Job »
Below are some records: retype them all exactly, but not the pictures.

Supplied data »
[start]

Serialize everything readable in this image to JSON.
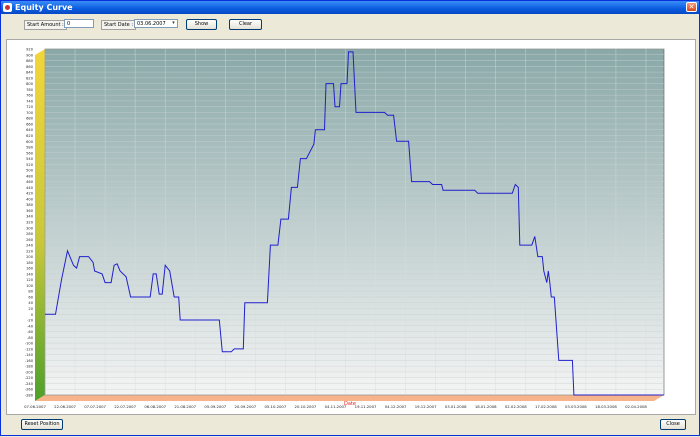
{
  "window": {
    "title": "Equity Curve"
  },
  "toolbar": {
    "start_amount_label": "Start Amount :",
    "start_amount_value": "0",
    "start_date_label": "Start Date :",
    "start_date_value": "03.06.2007",
    "show_label": "Show",
    "clear_label": "Clear"
  },
  "footer": {
    "reset_label": "Reset Position",
    "close_label": "Close"
  },
  "colors": {
    "line": "#2020cc",
    "left_bar_top": "#f2d63a",
    "left_bar_bottom": "#4ea02a",
    "bottom_bar": "#f7b48a",
    "plot_top": "#8aa8a8",
    "plot_bottom": "#f4f4f4"
  },
  "chart_data": {
    "type": "line",
    "title": "",
    "xlabel": "Date",
    "ylabel": "",
    "ylim": [
      -280,
      920
    ],
    "y_ticks": [
      920,
      900,
      880,
      860,
      840,
      820,
      800,
      780,
      760,
      740,
      720,
      700,
      680,
      660,
      640,
      620,
      600,
      580,
      560,
      540,
      520,
      500,
      480,
      460,
      440,
      420,
      400,
      380,
      360,
      340,
      320,
      300,
      280,
      260,
      240,
      220,
      200,
      180,
      160,
      140,
      120,
      100,
      80,
      60,
      40,
      20,
      0,
      -20,
      -40,
      -60,
      -80,
      -100,
      -120,
      -140,
      -160,
      -180,
      -200,
      -220,
      -240,
      -260,
      -280
    ],
    "x_tick_labels": [
      "07.06.2007",
      "22.06.2007",
      "07.07.2007",
      "22.07.2007",
      "06.08.2007",
      "21.08.2007",
      "05.09.2007",
      "20.09.2007",
      "05.10.2007",
      "20.10.2007",
      "04.11.2007",
      "19.11.2007",
      "04.12.2007",
      "19.12.2007",
      "03.01.2008",
      "18.01.2008",
      "02.02.2008",
      "17.02.2008",
      "03.03.2008",
      "18.03.2008",
      "02.04.2008"
    ],
    "x_range": [
      0,
      20.6
    ],
    "grid": true,
    "series": [
      {
        "points": [
          [
            0.0,
            0
          ],
          [
            0.35,
            0
          ],
          [
            0.55,
            120
          ],
          [
            0.75,
            220
          ],
          [
            0.95,
            170
          ],
          [
            1.05,
            160
          ],
          [
            1.15,
            200
          ],
          [
            1.45,
            200
          ],
          [
            1.6,
            180
          ],
          [
            1.65,
            150
          ],
          [
            1.9,
            140
          ],
          [
            2.0,
            110
          ],
          [
            2.2,
            110
          ],
          [
            2.3,
            170
          ],
          [
            2.4,
            175
          ],
          [
            2.5,
            150
          ],
          [
            2.7,
            130
          ],
          [
            2.85,
            60
          ],
          [
            3.5,
            60
          ],
          [
            3.6,
            140
          ],
          [
            3.7,
            140
          ],
          [
            3.8,
            70
          ],
          [
            3.9,
            70
          ],
          [
            4.0,
            170
          ],
          [
            4.15,
            150
          ],
          [
            4.3,
            60
          ],
          [
            4.45,
            60
          ],
          [
            4.5,
            -20
          ],
          [
            5.8,
            -20
          ],
          [
            5.9,
            -130
          ],
          [
            6.2,
            -130
          ],
          [
            6.3,
            -120
          ],
          [
            6.6,
            -120
          ],
          [
            6.65,
            40
          ],
          [
            7.4,
            40
          ],
          [
            7.5,
            240
          ],
          [
            7.75,
            240
          ],
          [
            7.85,
            330
          ],
          [
            8.1,
            330
          ],
          [
            8.2,
            440
          ],
          [
            8.4,
            440
          ],
          [
            8.5,
            540
          ],
          [
            8.7,
            540
          ],
          [
            8.8,
            560
          ],
          [
            8.95,
            590
          ],
          [
            9.0,
            640
          ],
          [
            9.3,
            640
          ],
          [
            9.35,
            800
          ],
          [
            9.6,
            800
          ],
          [
            9.65,
            720
          ],
          [
            9.8,
            720
          ],
          [
            9.85,
            800
          ],
          [
            10.05,
            800
          ],
          [
            10.1,
            910
          ],
          [
            10.25,
            910
          ],
          [
            10.35,
            700
          ],
          [
            11.3,
            700
          ],
          [
            11.4,
            690
          ],
          [
            11.6,
            690
          ],
          [
            11.7,
            600
          ],
          [
            12.1,
            600
          ],
          [
            12.2,
            460
          ],
          [
            12.8,
            460
          ],
          [
            12.9,
            450
          ],
          [
            13.2,
            450
          ],
          [
            13.25,
            430
          ],
          [
            14.3,
            430
          ],
          [
            14.4,
            420
          ],
          [
            15.55,
            420
          ],
          [
            15.65,
            450
          ],
          [
            15.75,
            440
          ],
          [
            15.8,
            240
          ],
          [
            16.2,
            240
          ],
          [
            16.3,
            270
          ],
          [
            16.4,
            200
          ],
          [
            16.55,
            200
          ],
          [
            16.6,
            150
          ],
          [
            16.7,
            110
          ],
          [
            16.75,
            150
          ],
          [
            16.8,
            110
          ],
          [
            16.85,
            60
          ],
          [
            16.95,
            60
          ],
          [
            17.1,
            -160
          ],
          [
            17.55,
            -160
          ],
          [
            17.6,
            -280
          ],
          [
            20.6,
            -280
          ]
        ]
      }
    ]
  }
}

[end]

Reply to the task »
Serialize everything readable in this image to JSON.
{
  "window": {
    "title": "Equity Curve"
  },
  "toolbar": {
    "start_amount_label": "Start Amount :",
    "start_amount_value": "0",
    "start_date_label": "Start Date :",
    "start_date_value": "03.06.2007",
    "show_label": "Show",
    "clear_label": "Clear"
  },
  "footer": {
    "reset_label": "Reset Position",
    "close_label": "Close"
  },
  "colors": {
    "line": "#2020cc",
    "left_bar_top": "#f2d63a",
    "left_bar_bottom": "#4ea02a",
    "bottom_bar": "#f7b48a",
    "plot_top": "#8aa8a8",
    "plot_bottom": "#f4f4f4"
  },
  "chart_data": {
    "type": "line",
    "title": "",
    "xlabel": "Date",
    "ylabel": "",
    "ylim": [
      -280,
      920
    ],
    "y_ticks": [
      920,
      900,
      880,
      860,
      840,
      820,
      800,
      780,
      760,
      740,
      720,
      700,
      680,
      660,
      640,
      620,
      600,
      580,
      560,
      540,
      520,
      500,
      480,
      460,
      440,
      420,
      400,
      380,
      360,
      340,
      320,
      300,
      280,
      260,
      240,
      220,
      200,
      180,
      160,
      140,
      120,
      100,
      80,
      60,
      40,
      20,
      0,
      -20,
      -40,
      -60,
      -80,
      -100,
      -120,
      -140,
      -160,
      -180,
      -200,
      -220,
      -240,
      -260,
      -280
    ],
    "x_tick_labels": [
      "07.06.2007",
      "22.06.2007",
      "07.07.2007",
      "22.07.2007",
      "06.08.2007",
      "21.08.2007",
      "05.09.2007",
      "20.09.2007",
      "05.10.2007",
      "20.10.2007",
      "04.11.2007",
      "19.11.2007",
      "04.12.2007",
      "19.12.2007",
      "03.01.2008",
      "18.01.2008",
      "02.02.2008",
      "17.02.2008",
      "03.03.2008",
      "18.03.2008",
      "02.04.2008"
    ],
    "x_range": [
      0,
      20.6
    ],
    "grid": true,
    "series": [
      {
        "points": [
          [
            0.0,
            0
          ],
          [
            0.35,
            0
          ],
          [
            0.55,
            120
          ],
          [
            0.75,
            220
          ],
          [
            0.95,
            170
          ],
          [
            1.05,
            160
          ],
          [
            1.15,
            200
          ],
          [
            1.45,
            200
          ],
          [
            1.6,
            180
          ],
          [
            1.65,
            150
          ],
          [
            1.9,
            140
          ],
          [
            2.0,
            110
          ],
          [
            2.2,
            110
          ],
          [
            2.3,
            170
          ],
          [
            2.4,
            175
          ],
          [
            2.5,
            150
          ],
          [
            2.7,
            130
          ],
          [
            2.85,
            60
          ],
          [
            3.5,
            60
          ],
          [
            3.6,
            140
          ],
          [
            3.7,
            140
          ],
          [
            3.8,
            70
          ],
          [
            3.9,
            70
          ],
          [
            4.0,
            170
          ],
          [
            4.15,
            150
          ],
          [
            4.3,
            60
          ],
          [
            4.45,
            60
          ],
          [
            4.5,
            -20
          ],
          [
            5.8,
            -20
          ],
          [
            5.9,
            -130
          ],
          [
            6.2,
            -130
          ],
          [
            6.3,
            -120
          ],
          [
            6.6,
            -120
          ],
          [
            6.65,
            40
          ],
          [
            7.4,
            40
          ],
          [
            7.5,
            240
          ],
          [
            7.75,
            240
          ],
          [
            7.85,
            330
          ],
          [
            8.1,
            330
          ],
          [
            8.2,
            440
          ],
          [
            8.4,
            440
          ],
          [
            8.5,
            540
          ],
          [
            8.7,
            540
          ],
          [
            8.8,
            560
          ],
          [
            8.95,
            590
          ],
          [
            9.0,
            640
          ],
          [
            9.3,
            640
          ],
          [
            9.35,
            800
          ],
          [
            9.6,
            800
          ],
          [
            9.65,
            720
          ],
          [
            9.8,
            720
          ],
          [
            9.85,
            800
          ],
          [
            10.05,
            800
          ],
          [
            10.1,
            910
          ],
          [
            10.25,
            910
          ],
          [
            10.35,
            700
          ],
          [
            11.3,
            700
          ],
          [
            11.4,
            690
          ],
          [
            11.6,
            690
          ],
          [
            11.7,
            600
          ],
          [
            12.1,
            600
          ],
          [
            12.2,
            460
          ],
          [
            12.8,
            460
          ],
          [
            12.9,
            450
          ],
          [
            13.2,
            450
          ],
          [
            13.25,
            430
          ],
          [
            14.3,
            430
          ],
          [
            14.4,
            420
          ],
          [
            15.55,
            420
          ],
          [
            15.65,
            450
          ],
          [
            15.75,
            440
          ],
          [
            15.8,
            240
          ],
          [
            16.2,
            240
          ],
          [
            16.3,
            270
          ],
          [
            16.4,
            200
          ],
          [
            16.55,
            200
          ],
          [
            16.6,
            150
          ],
          [
            16.7,
            110
          ],
          [
            16.75,
            150
          ],
          [
            16.8,
            110
          ],
          [
            16.85,
            60
          ],
          [
            16.95,
            60
          ],
          [
            17.1,
            -160
          ],
          [
            17.55,
            -160
          ],
          [
            17.6,
            -280
          ],
          [
            20.6,
            -280
          ]
        ]
      }
    ]
  }
}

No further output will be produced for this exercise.